## Selected passage

━━━━━━━━━━━━━━━━━━━━

Here I run into a problem, right out of the gate. On page 22, we are told that the division of labor “is the necessary, though very slow and gradual, consequence of a certain propensity in human nature…the propensity to truck, barter, and exchange one thing for another.”
The claim is that the propensity to trade is a fundamentally human. “It is found in all men, and to be found in no other race of animal.”
In order to explain why I consider this wrong, it is necessary first of all to define trade. There are some who would define it narrowly: it requires explicit negotiation and agreement. Others might consider anything in which a party receives something from another while the second receives something from the first to be a trade; but Smith himself rejects this on page 23: “When an animal wants to obtain something either of a man or of another animal, it has no other means of persuasion but to gain the favor of those whose service it requires. A puppy fawns upon its dam, a spaniel endeavors by a thousand attractions to engage the attention of its master…”

━━━━━━━━━━━━━━━━━━━━

## Region boundary data
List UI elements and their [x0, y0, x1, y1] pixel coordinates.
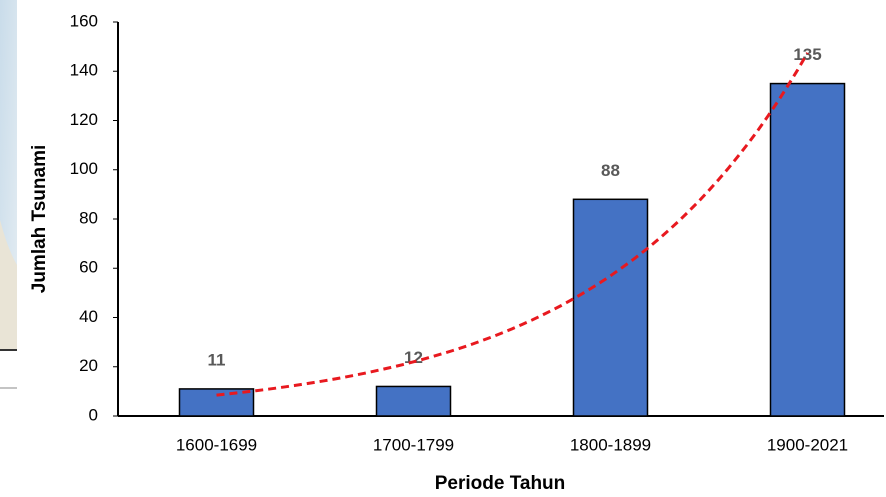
data-label: 11 [208, 350, 226, 369]
bar [377, 386, 451, 416]
y-tick-label: 160 [70, 11, 98, 30]
bar [574, 199, 648, 416]
x-tick-label: 1900-2021 [767, 435, 848, 454]
page: {"chart_data": {"type": "bar", "x_label"… [0, 0, 886, 497]
trendline [217, 53, 808, 395]
y-tick-label: 80 [79, 208, 98, 227]
chart: Periode Tahun Jumlah Tsunami 0 20 40 60 80 10… [0, 0, 886, 497]
bar [180, 389, 254, 416]
x-tick-label: 1600-1699 [176, 435, 257, 454]
y-tick-label: 0 [89, 405, 98, 424]
y-tick-label: 60 [79, 258, 98, 277]
x-tick-label: 1800-1899 [570, 435, 651, 454]
y-axis-title: Jumlah Tsunami [29, 145, 50, 294]
y-tick-label: 100 [70, 159, 98, 178]
x-tick-label: 1700-1799 [373, 435, 454, 454]
y-tick-label: 40 [79, 307, 98, 326]
y-tick-label: 120 [70, 110, 98, 129]
x-axis-title: Periode Tahun [435, 473, 566, 494]
map-fragment [0, 0, 17, 388]
data-label: 88 [601, 161, 620, 180]
y-tick-label: 20 [79, 356, 98, 375]
data-label: 135 [793, 45, 821, 64]
y-tick-label: 140 [70, 61, 98, 80]
bar [771, 84, 845, 416]
data-label: 12 [404, 348, 423, 367]
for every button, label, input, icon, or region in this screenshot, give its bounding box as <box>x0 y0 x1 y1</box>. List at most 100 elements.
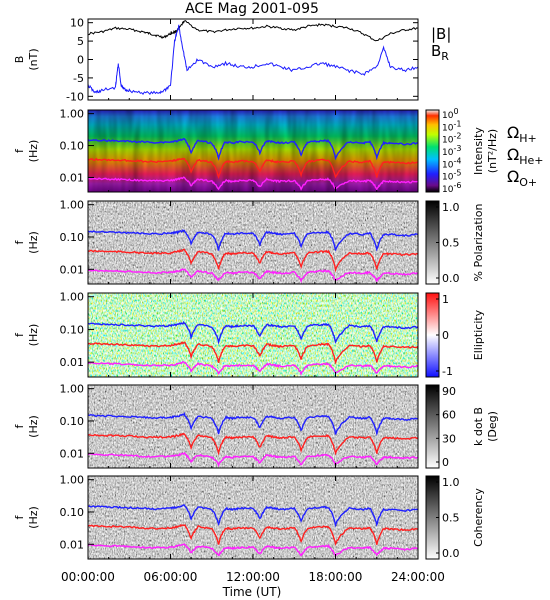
legend-entry: BR <box>431 42 449 63</box>
series-line-0 <box>87 20 419 42</box>
panel-B: 10 5 0 -5 -10 B (nT) |B|BR <box>13 17 451 104</box>
colorbar-label: % Polarization <box>472 204 485 282</box>
legend-entry: |B| <box>431 25 451 43</box>
y-tick-label: 0.01 <box>60 356 85 369</box>
colorbar-tick-label: 0.5 <box>442 512 460 525</box>
y-axis-unit: (Hz) <box>27 415 40 438</box>
y-axis-unit: (Hz) <box>27 231 40 254</box>
y-tick-label: 0.01 <box>60 263 85 276</box>
heatmap-texture <box>88 110 418 192</box>
y-tick-label: 0 <box>77 54 84 67</box>
y-axis-unit: (Hz) <box>27 140 40 163</box>
y-tick-label: 0.10 <box>60 506 85 519</box>
colorbar <box>425 109 440 193</box>
colorbar-tick-label: -1 <box>442 365 453 378</box>
y-axis-unit: (nT) <box>27 48 40 70</box>
panel-ellipticity: 1.00 0.10 0.01 f (Hz) 1 0 -1 Ellipticity <box>13 291 485 378</box>
colorbar-tick-label: 0 <box>442 456 449 469</box>
colorbar-unit: (nT²/Hz) <box>486 129 499 173</box>
gyro-line-O <box>87 268 419 284</box>
y-tick-label: 0.01 <box>60 447 85 460</box>
y-tick-label: -10 <box>66 90 84 103</box>
series-line-1 <box>87 24 419 96</box>
x-tick-label: 24:00:00 <box>391 570 445 584</box>
gyro-line-H <box>87 228 419 252</box>
gyro-line-He <box>87 432 419 456</box>
y-tick-label: 0.01 <box>60 171 85 184</box>
gyro-line-O <box>87 361 419 376</box>
colorbar-tick-label: 90 <box>442 385 456 398</box>
y-axis-label: f <box>13 148 26 153</box>
colorbar-label: Coherency <box>472 488 485 547</box>
gyro-legend-entry: ΩHe+ <box>507 145 544 167</box>
gyro-line-He <box>87 341 419 365</box>
chart-title: ACE Mag 2001-095 <box>185 1 319 17</box>
y-tick-label: 0.10 <box>60 140 85 153</box>
plot-area <box>88 19 418 100</box>
y-tick-label: 1.00 <box>60 383 85 396</box>
y-tick-label: 0.10 <box>60 415 85 428</box>
y-tick-label: -5 <box>73 72 84 85</box>
panel-intensity: 1.000.100.01f (Hz)10010-110-210-310-410-5… <box>13 107 544 195</box>
gyro-legend-entry: ΩH+ <box>507 123 537 145</box>
colorbar-tick-label: 0.0 <box>442 272 460 285</box>
x-tick-label: 12:00:00 <box>226 570 280 584</box>
y-tick-label: 0.01 <box>60 538 85 551</box>
colorbar-label: k dot B <box>472 407 485 446</box>
gyro-line-H <box>87 504 418 528</box>
gyro-line-O <box>87 451 419 468</box>
x-tick-label: 00:00:00 <box>61 570 115 584</box>
heatmap-texture <box>88 293 418 377</box>
y-tick-label: 0.10 <box>60 323 85 336</box>
heatmap-texture <box>88 476 418 559</box>
panel-coherency: 1.00 0.10 0.01 f (Hz) 1.0 0.5 0.0 Coherency <box>13 474 485 560</box>
gyro-line-O <box>87 176 419 192</box>
x-tick-label: 06:00:00 <box>144 570 198 584</box>
gyro-line-H <box>87 411 419 437</box>
colorbar-tick-label: 1.0 <box>442 476 460 489</box>
x-tick-label: 18:00:00 <box>309 570 363 584</box>
y-axis-label: f <box>13 239 26 244</box>
heatmap-texture <box>88 201 418 284</box>
y-axis-unit: (Hz) <box>27 324 40 347</box>
colorbar-label: Intensity <box>472 127 485 175</box>
y-tick-label: 0.10 <box>60 231 85 244</box>
gyro-line-O <box>87 543 419 558</box>
x-axis-label: Time (UT) <box>222 585 282 599</box>
y-axis-unit: (Hz) <box>27 506 40 529</box>
gyro-line-He <box>87 248 419 273</box>
gyro-line-H <box>87 321 419 345</box>
x-axis: 00:00:00 06:00:00 12:00:00 18:00:00 24:00:00 <box>61 570 445 584</box>
gyro-line-He <box>87 523 418 547</box>
y-axis-label: f <box>13 514 26 519</box>
gyro-legend-entry: ΩO+ <box>507 167 537 189</box>
gyro-line-H <box>87 137 419 161</box>
colorbar-tick-label: 1 <box>442 293 449 306</box>
colorbar-tick-label: 60 <box>442 409 456 422</box>
colorbar-tick-label: 1.0 <box>442 201 460 214</box>
y-tick-label: 10 <box>70 17 84 30</box>
colorbar-tick-label: 30 <box>442 432 456 445</box>
panel-polarization: 1.00 0.10 0.01 f (Hz) 1.0 0.5 0.0 % Polarization <box>13 199 485 285</box>
y-tick-label: 1.00 <box>60 199 85 212</box>
y-tick-label: 1.00 <box>60 291 85 304</box>
y-tick-label: 1.00 <box>60 474 85 487</box>
colorbar <box>425 384 440 469</box>
gyro-line-He <box>87 157 419 179</box>
colorbar-tick-label: 0.5 <box>442 237 460 250</box>
colorbar-tick-label: 0 <box>442 329 449 342</box>
y-axis-label: f <box>13 332 26 337</box>
colorbar-unit: (Deg) <box>486 411 499 442</box>
y-tick-label: 1.00 <box>60 108 85 121</box>
panel-kdotb: 1.00 0.10 0.01 f (Hz) 90 60 30 0 k dot B (Deg) <box>13 383 499 469</box>
colorbar-label: Ellipticity <box>472 309 485 360</box>
heatmap-texture <box>88 385 418 468</box>
colorbar-tick-label: 10-6 <box>442 181 461 195</box>
y-axis-label: f <box>13 423 26 428</box>
y-tick-label: 5 <box>77 35 84 48</box>
y-axis-label: B <box>13 56 26 64</box>
colorbar-tick-label: 0.0 <box>442 547 460 560</box>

━━━━━━━━━━━━━━━━━━━━

## Work to do
A) In the passage on the propensity to trade, what does Smith say is the only means of persuasion an animal has when it wants something from a man or another animal?
B) Carry on the passage on the propensity to trade from the point where it stops.

## Responses to the tasks
A) Its only means is to gain the favor of those whose service it requires.

B)
It is clear that when Smith speaks of exchange, he is excluding such things as trading affection for material objects as some might claim a child does with a parent. But then, it is clear that trading is far from as universal as Smith claims. The Pygmy engages in trade with the nearby townspeople, but within his tribe, he simply shares with others in the tribe, whether they were part of the hunt or not, because that is expected. Those who are poor at hunting are teased, and often the butt of jokes; but receive no less goods than anyone else. My understanding (I speak under correction here) is that the same is true among the Australian Aboriginies. Morgan observed the same thing among the Iroquois of North America. I haven’t yet come across anything to indicate trading for necessities within any hunter-gatherer tribal group is the norm; and even trading for things other than necessities, within a tribe, seems rare from the little I’ve come accross.
So, then, if Smith is wrong about trade being a part of “human nature” (page 22, 1st paragraph), we have to look for origins of trade elsewhere than in the basic makeup of man. Does this cast his entire structure in doubt? I have no idea, not having read the rest of it yet.
I will say that it seems clear that division of labor and exchange are closely linked, each inspiring the other, so that as far as the rest of chapter 2 goes, there is much to be said for his arguments. He discussions certain sparsely settled areas (the Highlands of Scotland, for example) as requiring less division of labor than more densely settled areas, and argues that this will slow down the development of manufacture, which makes a great deal of sense.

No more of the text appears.